▶ Exercise description
Your answer should consist of each line below that includes the word "difference".
Exercise data below:
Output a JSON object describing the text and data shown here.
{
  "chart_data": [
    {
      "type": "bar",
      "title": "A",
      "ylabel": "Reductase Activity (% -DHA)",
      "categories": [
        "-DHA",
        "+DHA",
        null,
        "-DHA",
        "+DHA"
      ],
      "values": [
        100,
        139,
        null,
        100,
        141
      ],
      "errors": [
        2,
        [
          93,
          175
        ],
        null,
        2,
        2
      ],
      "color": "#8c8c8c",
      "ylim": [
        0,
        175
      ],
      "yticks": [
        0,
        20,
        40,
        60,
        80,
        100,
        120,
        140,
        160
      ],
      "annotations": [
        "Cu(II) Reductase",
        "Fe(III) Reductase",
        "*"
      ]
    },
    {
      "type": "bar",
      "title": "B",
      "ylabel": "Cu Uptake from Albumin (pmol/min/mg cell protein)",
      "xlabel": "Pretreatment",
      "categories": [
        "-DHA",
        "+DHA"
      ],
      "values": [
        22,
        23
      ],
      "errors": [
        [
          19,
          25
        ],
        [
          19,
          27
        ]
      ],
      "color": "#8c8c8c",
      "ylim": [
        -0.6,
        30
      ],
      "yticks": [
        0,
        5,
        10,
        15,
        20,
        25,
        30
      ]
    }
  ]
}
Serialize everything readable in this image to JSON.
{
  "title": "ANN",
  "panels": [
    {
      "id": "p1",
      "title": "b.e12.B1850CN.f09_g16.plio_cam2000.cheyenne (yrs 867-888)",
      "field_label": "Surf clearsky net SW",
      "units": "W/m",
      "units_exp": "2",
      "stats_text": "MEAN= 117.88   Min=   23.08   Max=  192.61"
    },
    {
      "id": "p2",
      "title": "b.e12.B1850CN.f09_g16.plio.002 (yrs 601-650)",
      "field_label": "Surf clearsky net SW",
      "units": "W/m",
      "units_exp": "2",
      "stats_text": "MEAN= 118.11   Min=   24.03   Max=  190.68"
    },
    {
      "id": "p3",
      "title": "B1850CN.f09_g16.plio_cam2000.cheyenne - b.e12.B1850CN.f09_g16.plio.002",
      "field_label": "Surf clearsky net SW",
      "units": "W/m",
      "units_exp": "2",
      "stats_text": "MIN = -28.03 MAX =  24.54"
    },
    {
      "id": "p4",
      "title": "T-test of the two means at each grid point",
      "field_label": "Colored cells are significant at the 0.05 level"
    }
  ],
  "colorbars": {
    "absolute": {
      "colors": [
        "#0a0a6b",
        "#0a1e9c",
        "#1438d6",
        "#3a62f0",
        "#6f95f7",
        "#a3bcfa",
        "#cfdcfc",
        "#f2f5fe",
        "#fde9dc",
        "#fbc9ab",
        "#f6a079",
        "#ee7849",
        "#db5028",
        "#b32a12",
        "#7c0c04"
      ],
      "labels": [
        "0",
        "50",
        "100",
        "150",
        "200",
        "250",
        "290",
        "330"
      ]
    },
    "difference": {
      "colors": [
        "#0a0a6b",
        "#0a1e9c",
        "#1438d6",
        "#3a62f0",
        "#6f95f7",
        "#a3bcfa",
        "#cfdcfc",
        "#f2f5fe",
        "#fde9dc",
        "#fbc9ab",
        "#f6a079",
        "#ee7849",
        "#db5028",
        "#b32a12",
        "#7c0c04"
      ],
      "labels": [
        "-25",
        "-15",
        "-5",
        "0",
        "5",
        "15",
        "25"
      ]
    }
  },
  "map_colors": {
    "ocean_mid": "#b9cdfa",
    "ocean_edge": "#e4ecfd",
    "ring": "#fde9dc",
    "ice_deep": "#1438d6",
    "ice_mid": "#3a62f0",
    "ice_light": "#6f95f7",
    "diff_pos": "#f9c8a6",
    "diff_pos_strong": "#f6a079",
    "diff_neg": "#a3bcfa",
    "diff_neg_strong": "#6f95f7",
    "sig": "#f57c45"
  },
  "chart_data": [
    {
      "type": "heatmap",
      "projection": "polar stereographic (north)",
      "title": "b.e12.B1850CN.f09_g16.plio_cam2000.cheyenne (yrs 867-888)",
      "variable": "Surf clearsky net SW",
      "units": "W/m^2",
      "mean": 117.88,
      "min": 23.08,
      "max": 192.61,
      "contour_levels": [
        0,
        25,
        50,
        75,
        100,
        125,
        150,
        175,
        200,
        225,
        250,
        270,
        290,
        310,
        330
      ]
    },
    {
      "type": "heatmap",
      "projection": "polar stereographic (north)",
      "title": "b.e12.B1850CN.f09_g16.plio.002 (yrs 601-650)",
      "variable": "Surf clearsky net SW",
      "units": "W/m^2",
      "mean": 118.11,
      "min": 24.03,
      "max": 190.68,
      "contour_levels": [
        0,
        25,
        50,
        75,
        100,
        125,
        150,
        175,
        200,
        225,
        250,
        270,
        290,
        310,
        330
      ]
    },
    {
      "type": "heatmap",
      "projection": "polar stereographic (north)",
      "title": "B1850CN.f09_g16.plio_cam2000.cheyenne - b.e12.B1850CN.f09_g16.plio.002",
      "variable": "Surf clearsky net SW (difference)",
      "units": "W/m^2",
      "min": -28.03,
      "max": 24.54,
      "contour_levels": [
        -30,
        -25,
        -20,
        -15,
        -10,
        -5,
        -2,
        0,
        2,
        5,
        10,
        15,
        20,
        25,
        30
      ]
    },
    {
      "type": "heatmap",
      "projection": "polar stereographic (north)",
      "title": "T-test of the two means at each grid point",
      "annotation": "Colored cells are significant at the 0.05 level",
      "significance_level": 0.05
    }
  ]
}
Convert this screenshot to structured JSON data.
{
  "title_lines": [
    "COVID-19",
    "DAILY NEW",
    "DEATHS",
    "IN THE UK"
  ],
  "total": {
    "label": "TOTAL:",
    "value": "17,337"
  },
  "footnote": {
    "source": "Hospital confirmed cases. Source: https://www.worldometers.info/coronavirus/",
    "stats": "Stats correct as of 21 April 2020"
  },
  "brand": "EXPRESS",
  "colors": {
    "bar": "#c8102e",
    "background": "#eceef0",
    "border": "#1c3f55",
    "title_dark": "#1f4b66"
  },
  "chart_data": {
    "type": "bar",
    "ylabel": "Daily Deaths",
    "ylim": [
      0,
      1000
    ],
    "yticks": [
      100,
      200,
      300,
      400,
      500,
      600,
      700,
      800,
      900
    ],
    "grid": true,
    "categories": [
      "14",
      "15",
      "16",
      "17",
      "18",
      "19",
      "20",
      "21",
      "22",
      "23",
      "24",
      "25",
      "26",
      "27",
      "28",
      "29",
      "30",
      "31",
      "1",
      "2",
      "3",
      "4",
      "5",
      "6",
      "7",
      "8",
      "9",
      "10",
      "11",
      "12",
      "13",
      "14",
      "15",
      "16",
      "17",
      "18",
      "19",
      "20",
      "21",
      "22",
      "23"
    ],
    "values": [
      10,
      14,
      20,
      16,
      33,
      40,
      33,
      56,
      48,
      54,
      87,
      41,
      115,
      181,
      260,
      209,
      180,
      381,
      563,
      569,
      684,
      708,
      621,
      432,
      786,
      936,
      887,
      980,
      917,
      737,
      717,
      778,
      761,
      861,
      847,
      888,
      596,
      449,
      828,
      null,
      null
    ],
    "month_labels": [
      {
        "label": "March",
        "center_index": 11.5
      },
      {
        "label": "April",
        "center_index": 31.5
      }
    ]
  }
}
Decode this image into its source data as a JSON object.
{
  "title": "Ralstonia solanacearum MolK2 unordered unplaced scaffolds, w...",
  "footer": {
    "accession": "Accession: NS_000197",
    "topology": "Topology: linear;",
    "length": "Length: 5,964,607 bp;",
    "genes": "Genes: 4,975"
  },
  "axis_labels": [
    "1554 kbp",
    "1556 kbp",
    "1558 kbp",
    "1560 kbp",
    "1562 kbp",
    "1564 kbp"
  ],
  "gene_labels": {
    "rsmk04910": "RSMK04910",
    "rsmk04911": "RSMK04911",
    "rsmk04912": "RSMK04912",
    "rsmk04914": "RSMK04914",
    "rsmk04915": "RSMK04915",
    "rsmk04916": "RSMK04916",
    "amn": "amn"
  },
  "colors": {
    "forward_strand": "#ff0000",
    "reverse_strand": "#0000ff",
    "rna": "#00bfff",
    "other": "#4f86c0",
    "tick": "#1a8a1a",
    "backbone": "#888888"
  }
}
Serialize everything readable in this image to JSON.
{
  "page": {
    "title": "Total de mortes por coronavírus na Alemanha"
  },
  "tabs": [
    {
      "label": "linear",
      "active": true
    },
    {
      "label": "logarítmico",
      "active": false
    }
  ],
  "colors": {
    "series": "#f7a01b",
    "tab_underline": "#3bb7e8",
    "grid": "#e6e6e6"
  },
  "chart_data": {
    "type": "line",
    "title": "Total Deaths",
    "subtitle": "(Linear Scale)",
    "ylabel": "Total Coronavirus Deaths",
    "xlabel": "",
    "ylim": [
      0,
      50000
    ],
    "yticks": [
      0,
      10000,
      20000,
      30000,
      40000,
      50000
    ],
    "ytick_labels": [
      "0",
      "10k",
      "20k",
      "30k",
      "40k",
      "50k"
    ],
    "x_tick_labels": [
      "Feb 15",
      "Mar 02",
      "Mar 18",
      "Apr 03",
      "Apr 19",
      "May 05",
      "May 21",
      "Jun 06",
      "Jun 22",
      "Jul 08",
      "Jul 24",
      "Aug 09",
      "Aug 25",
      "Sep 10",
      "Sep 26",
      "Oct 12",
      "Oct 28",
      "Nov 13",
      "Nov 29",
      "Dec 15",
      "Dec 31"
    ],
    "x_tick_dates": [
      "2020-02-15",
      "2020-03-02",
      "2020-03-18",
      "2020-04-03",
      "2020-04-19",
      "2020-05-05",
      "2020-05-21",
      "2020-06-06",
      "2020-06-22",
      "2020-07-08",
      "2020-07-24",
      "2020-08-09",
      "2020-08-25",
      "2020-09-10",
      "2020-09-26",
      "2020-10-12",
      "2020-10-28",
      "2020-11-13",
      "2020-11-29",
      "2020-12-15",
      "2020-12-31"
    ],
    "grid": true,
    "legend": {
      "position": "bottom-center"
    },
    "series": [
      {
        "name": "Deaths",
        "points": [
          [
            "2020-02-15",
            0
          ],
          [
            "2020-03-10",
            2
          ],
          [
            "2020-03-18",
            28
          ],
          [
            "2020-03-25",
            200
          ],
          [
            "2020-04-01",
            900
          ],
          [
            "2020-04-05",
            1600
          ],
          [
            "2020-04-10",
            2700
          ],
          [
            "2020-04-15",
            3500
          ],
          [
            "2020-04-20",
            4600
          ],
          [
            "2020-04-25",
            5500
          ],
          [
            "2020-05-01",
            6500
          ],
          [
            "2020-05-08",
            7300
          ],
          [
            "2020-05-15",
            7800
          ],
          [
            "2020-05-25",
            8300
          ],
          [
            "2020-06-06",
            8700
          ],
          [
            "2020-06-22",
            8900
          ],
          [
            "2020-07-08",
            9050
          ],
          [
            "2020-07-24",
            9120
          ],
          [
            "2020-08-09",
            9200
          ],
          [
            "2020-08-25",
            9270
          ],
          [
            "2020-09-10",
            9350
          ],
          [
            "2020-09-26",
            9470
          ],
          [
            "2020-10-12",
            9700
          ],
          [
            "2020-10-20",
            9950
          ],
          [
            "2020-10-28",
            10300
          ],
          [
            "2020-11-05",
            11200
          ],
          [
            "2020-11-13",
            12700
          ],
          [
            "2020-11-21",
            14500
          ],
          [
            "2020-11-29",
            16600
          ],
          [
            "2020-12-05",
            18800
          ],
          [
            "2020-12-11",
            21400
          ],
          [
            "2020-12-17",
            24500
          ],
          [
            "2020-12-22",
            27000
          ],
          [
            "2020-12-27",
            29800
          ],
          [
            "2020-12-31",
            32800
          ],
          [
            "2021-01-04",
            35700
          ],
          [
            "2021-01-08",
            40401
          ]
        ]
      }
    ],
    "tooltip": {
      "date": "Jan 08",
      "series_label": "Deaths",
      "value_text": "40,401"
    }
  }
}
End of Exercise data.
▶ Problem solution
    "difference": {
      "variable": "Surf clearsky net SW (difference)",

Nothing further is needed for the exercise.